## [What the exercise asks]
Copy all the material that follows, keeping every character the same.

## [Supplied records]
** START **

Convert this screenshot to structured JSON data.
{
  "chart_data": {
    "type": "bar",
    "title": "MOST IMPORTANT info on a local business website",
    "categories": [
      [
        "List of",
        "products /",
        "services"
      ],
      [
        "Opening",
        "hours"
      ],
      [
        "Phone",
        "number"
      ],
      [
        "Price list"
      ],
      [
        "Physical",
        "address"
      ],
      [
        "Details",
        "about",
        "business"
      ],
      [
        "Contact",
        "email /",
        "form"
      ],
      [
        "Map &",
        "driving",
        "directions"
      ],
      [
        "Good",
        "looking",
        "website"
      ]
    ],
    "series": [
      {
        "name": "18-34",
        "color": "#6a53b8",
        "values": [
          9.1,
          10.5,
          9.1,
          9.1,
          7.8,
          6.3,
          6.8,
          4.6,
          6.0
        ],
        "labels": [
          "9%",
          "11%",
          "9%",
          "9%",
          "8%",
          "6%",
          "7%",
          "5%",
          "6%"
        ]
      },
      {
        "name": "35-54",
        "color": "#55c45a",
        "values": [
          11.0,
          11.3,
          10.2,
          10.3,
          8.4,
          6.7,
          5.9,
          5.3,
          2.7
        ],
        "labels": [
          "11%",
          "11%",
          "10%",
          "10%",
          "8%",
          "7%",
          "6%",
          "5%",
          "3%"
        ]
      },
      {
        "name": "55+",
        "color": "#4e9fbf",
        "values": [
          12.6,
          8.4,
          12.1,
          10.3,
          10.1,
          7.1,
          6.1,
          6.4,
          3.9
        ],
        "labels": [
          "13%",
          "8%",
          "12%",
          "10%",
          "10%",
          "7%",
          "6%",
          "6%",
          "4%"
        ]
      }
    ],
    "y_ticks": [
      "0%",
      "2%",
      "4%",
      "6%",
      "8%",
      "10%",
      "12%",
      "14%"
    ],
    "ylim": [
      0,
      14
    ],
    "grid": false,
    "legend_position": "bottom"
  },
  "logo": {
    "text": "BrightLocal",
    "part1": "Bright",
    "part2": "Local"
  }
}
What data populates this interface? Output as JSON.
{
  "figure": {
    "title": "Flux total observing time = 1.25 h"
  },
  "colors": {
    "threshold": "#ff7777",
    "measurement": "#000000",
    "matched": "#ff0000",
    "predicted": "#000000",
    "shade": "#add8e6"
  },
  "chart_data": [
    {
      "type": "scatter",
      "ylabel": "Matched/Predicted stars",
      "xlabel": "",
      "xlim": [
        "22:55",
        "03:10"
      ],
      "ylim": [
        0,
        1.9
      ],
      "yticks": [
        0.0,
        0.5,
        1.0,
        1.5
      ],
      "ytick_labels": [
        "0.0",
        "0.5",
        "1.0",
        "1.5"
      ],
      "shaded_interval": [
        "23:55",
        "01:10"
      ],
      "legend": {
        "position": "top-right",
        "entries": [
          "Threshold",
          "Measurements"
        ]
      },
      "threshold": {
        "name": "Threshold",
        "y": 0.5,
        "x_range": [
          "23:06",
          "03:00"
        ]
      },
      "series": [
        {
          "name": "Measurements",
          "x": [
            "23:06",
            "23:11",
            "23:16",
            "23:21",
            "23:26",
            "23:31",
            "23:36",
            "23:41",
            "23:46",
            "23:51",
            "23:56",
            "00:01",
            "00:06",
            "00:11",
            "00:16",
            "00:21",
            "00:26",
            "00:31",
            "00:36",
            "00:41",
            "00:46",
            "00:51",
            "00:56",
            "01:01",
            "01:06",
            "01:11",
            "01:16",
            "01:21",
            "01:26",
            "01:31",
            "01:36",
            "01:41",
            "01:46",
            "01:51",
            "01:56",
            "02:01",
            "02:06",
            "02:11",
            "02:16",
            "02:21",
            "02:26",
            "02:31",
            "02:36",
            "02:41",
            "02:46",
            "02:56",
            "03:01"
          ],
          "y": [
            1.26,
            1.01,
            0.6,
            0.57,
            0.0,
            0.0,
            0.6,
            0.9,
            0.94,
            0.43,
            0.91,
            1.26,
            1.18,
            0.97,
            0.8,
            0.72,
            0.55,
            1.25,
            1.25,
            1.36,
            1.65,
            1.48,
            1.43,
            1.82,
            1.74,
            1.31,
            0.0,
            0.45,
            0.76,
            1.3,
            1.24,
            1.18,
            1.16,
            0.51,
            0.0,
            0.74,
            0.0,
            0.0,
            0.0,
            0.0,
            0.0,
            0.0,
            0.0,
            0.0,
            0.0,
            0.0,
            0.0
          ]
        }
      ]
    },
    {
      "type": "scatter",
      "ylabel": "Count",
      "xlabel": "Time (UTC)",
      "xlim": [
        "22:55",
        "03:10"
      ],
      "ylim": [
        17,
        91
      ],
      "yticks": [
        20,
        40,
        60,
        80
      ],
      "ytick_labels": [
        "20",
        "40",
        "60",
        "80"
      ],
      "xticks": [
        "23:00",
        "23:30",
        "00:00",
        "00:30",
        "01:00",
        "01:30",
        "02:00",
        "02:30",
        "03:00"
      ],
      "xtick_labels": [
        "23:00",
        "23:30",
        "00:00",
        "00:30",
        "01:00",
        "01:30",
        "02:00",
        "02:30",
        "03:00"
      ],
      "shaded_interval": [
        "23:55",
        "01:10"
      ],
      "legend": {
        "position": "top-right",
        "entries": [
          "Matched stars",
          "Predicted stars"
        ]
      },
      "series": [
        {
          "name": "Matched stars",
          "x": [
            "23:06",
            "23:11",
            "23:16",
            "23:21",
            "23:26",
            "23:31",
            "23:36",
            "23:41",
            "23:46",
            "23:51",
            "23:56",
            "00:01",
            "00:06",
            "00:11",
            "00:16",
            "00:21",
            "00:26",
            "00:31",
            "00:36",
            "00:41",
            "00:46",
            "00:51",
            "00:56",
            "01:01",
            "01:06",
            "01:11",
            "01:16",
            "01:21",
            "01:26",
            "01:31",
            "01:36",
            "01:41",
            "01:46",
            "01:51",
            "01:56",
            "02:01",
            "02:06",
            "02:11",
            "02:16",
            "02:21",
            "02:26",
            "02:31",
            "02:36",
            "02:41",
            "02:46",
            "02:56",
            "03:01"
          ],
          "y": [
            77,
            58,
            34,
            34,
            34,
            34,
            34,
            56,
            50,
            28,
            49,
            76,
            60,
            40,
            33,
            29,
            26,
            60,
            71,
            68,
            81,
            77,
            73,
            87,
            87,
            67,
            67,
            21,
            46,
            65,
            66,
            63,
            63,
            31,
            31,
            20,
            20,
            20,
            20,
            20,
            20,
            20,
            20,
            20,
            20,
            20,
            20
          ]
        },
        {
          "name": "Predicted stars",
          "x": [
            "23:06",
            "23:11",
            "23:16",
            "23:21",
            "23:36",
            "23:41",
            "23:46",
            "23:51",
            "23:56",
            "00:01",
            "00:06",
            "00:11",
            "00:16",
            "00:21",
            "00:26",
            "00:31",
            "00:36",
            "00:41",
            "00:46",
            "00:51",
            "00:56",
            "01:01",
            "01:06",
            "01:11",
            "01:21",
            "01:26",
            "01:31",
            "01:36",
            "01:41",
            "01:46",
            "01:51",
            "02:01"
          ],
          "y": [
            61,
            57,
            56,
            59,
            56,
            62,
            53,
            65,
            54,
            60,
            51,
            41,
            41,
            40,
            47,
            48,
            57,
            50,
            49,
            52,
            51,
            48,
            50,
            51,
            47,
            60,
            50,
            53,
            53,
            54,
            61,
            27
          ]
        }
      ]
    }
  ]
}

** END **

## [Written response]
Convert this screenshot to structured JSON data.
{
  "chart_data": {
    "type": "bar",
    "title": "MOST IMPORTANT info on a local business website",
    "categories": [
      [
        "List of",
        "products /",
        "services"
      ],
      [
        "Opening",
        "hours"
      ],
      [
        "Phone",
        "number"
      ],
      [
        "Price list"
      ],
      [
        "Physical",
        "address"
      ],
      [
        "Details",
        "about",
        "business"
      ],
      [
        "Contact",
        "email /",
        "form"
      ],
      [
        "Map &",
        "driving",
        "directions"
      ],
      [
        "Good",
        "looking",
        "website"
      ]
    ],
    "series": [
      {
        "name": "18-34",
        "color": "#6a53b8",
        "values": [
          9.1,
          10.5,
          9.1,
          9.1,
          7.8,
          6.3,
          6.8,
          4.6,
          6.0
        ],
        "labels": [
          "9%",
          "11%",
          "9%",
          "9%",
          "8%",
          "6%",
          "7%",
          "5%",
          "6%"
        ]
      },
      {
        "name": "35-54",
        "color": "#55c45a",
        "values": [
          11.0,
          11.3,
          10.2,
          10.3,
          8.4,
          6.7,
          5.9,
          5.3,
          2.7
        ],
        "labels": [
          "11%",
          "11%",
          "10%",
          "10%",
          "8%",
          "7%",
          "6%",
          "5%",
          "3%"
        ]
      },
      {
        "name": "55+",
        "color": "#4e9fbf",
        "values": [
          12.6,
          8.4,
          12.1,
          10.3,
          10.1,
          7.1,
          6.1,
          6.4,
          3.9
        ],
        "labels": [
          "13%",
          "8%",
          "12%",
          "10%",
          "10%",
          "7%",
          "6%",
          "6%",
          "4%"
        ]
      }
    ],
    "y_ticks": [
      "0%",
      "2%",
      "4%",
      "6%",
      "8%",
      "10%",
      "12%",
      "14%"
    ],
    "ylim": [
      0,
      14
    ],
    "grid": false,
    "legend_position": "bottom"
  },
  "logo": {
    "text": "BrightLocal",
    "part1": "Bright",
    "part2": "Local"
  }
}
What data populates this interface? Output as JSON.
{
  "figure": {
    "title": "Flux total observing time = 1.25 h"
  },
  "colors": {
    "threshold": "#ff7777",
    "measurement": "#000000",
    "matched": "#ff0000",
    "predicted": "#000000",
    "shade": "#add8e6"
  },
  "chart_data": [
    {
      "type": "scatter",
      "ylabel": "Matched/Predicted stars",
      "xlabel": "",
      "xlim": [
        "22:55",
        "03:10"
      ],
      "ylim": [
        0,
        1.9
      ],
      "yticks": [
        0.0,
        0.5,
        1.0,
        1.5
      ],
      "ytick_labels": [
        "0.0",
        "0.5",
        "1.0",
        "1.5"
      ],
      "shaded_interval": [
        "23:55",
        "01:10"
      ],
      "legend": {
        "position": "top-right",
        "entries": [
          "Threshold",
          "Measurements"
        ]
      },
      "threshold": {
        "name": "Threshold",
        "y": 0.5,
        "x_range": [
          "23:06",
          "03:00"
        ]
      },
      "series": [
        {
          "name": "Measurements",
          "x": [
            "23:06",
            "23:11",
            "23:16",
            "23:21",
            "23:26",
            "23:31",
            "23:36",
            "23:41",
            "23:46",
            "23:51",
            "23:56",
            "00:01",
            "00:06",
            "00:11",
            "00:16",
            "00:21",
            "00:26",
            "00:31",
            "00:36",
            "00:41",
            "00:46",
            "00:51",
            "00:56",
            "01:01",
            "01:06",
            "01:11",
            "01:16",
            "01:21",
            "01:26",
            "01:31",
            "01:36",
            "01:41",
            "01:46",
            "01:51",
            "01:56",
            "02:01",
            "02:06",
            "02:11",
            "02:16",
            "02:21",
            "02:26",
            "02:31",
            "02:36",
            "02:41",
            "02:46",
            "02:56",
            "03:01"
          ],
          "y": [
            1.26,
            1.01,
            0.6,
            0.57,
            0.0,
            0.0,
            0.6,
            0.9,
            0.94,
            0.43,
            0.91,
            1.26,
            1.18,
            0.97,
            0.8,
            0.72,
            0.55,
            1.25,
            1.25,
            1.36,
            1.65,
            1.48,
            1.43,
            1.82,
            1.74,
            1.31,
            0.0,
            0.45,
            0.76,
            1.3,
            1.24,
            1.18,
            1.16,
            0.51,
            0.0,
            0.74,
            0.0,
            0.0,
            0.0,
            0.0,
            0.0,
            0.0,
            0.0,
            0.0,
            0.0,
            0.0,
            0.0
          ]
        }
      ]
    },
    {
      "type": "scatter",
      "ylabel": "Count",
      "xlabel": "Time (UTC)",
      "xlim": [
        "22:55",
        "03:10"
      ],
      "ylim": [
        17,
        91
      ],
      "yticks": [
        20,
        40,
        60,
        80
      ],
      "ytick_labels": [
        "20",
        "40",
        "60",
        "80"
      ],
      "xticks": [
        "23:00",
        "23:30",
        "00:00",
        "00:30",
        "01:00",
        "01:30",
        "02:00",
        "02:30",
        "03:00"
      ],
      "xtick_labels": [
        "23:00",
        "23:30",
        "00:00",
        "00:30",
        "01:00",
        "01:30",
        "02:00",
        "02:30",
        "03:00"
      ],
      "shaded_interval": [
        "23:55",
        "01:10"
      ],
      "legend": {
        "position": "top-right",
        "entries": [
          "Matched stars",
          "Predicted stars"
        ]
      },
      "series": [
        {
          "name": "Matched stars",
          "x": [
            "23:06",
            "23:11",
            "23:16",
            "23:21",
            "23:26",
            "23:31",
            "23:36",
            "23:41",
            "23:46",
            "23:51",
            "23:56",
            "00:01",
            "00:06",
            "00:11",
            "00:16",
            "00:21",
            "00:26",
            "00:31",
            "00:36",
            "00:41",
            "00:46",
            "00:51",
            "00:56",
            "01:01",
            "01:06",
            "01:11",
            "01:16",
            "01:21",
            "01:26",
            "01:31",
            "01:36",
            "01:41",
            "01:46",
            "01:51",
            "01:56",
            "02:01",
            "02:06",
            "02:11",
            "02:16",
            "02:21",
            "02:26",
            "02:31",
            "02:36",
            "02:41",
            "02:46",
            "02:56",
            "03:01"
          ],
          "y": [
            77,
            58,
            34,
            34,
            34,
            34,
            34,
            56,
            50,
            28,
            49,
            76,
            60,
            40,
            33,
            29,
            26,
            60,
            71,
            68,
            81,
            77,
            73,
            87,
            87,
            67,
            67,
            21,
            46,
            65,
            66,
            63,
            63,
            31,
            31,
            20,
            20,
            20,
            20,
            20,
            20,
            20,
            20,
            20,
            20,
            20,
            20
          ]
        },
        {
          "name": "Predicted stars",
          "x": [
            "23:06",
            "23:11",
            "23:16",
            "23:21",
            "23:36",
            "23:41",
            "23:46",
            "23:51",
            "23:56",
            "00:01",
            "00:06",
            "00:11",
            "00:16",
            "00:21",
            "00:26",
            "00:31",
            "00:36",
            "00:41",
            "00:46",
            "00:51",
            "00:56",
            "01:01",
            "01:06",
            "01:11",
            "01:21",
            "01:26",
            "01:31",
            "01:36",
            "01:41",
            "01:46",
            "01:51",
            "02:01"
          ],
          "y": [
            61,
            57,
            56,
            59,
            56,
            62,
            53,
            65,
            54,
            60,
            51,
            41,
            41,
            40,
            47,
            48,
            57,
            50,
            49,
            52,
            51,
            48,
            50,
            51,
            47,
            60,
            50,
            53,
            53,
            54,
            61,
            27
          ]
        }
      ]
    }
  ]
}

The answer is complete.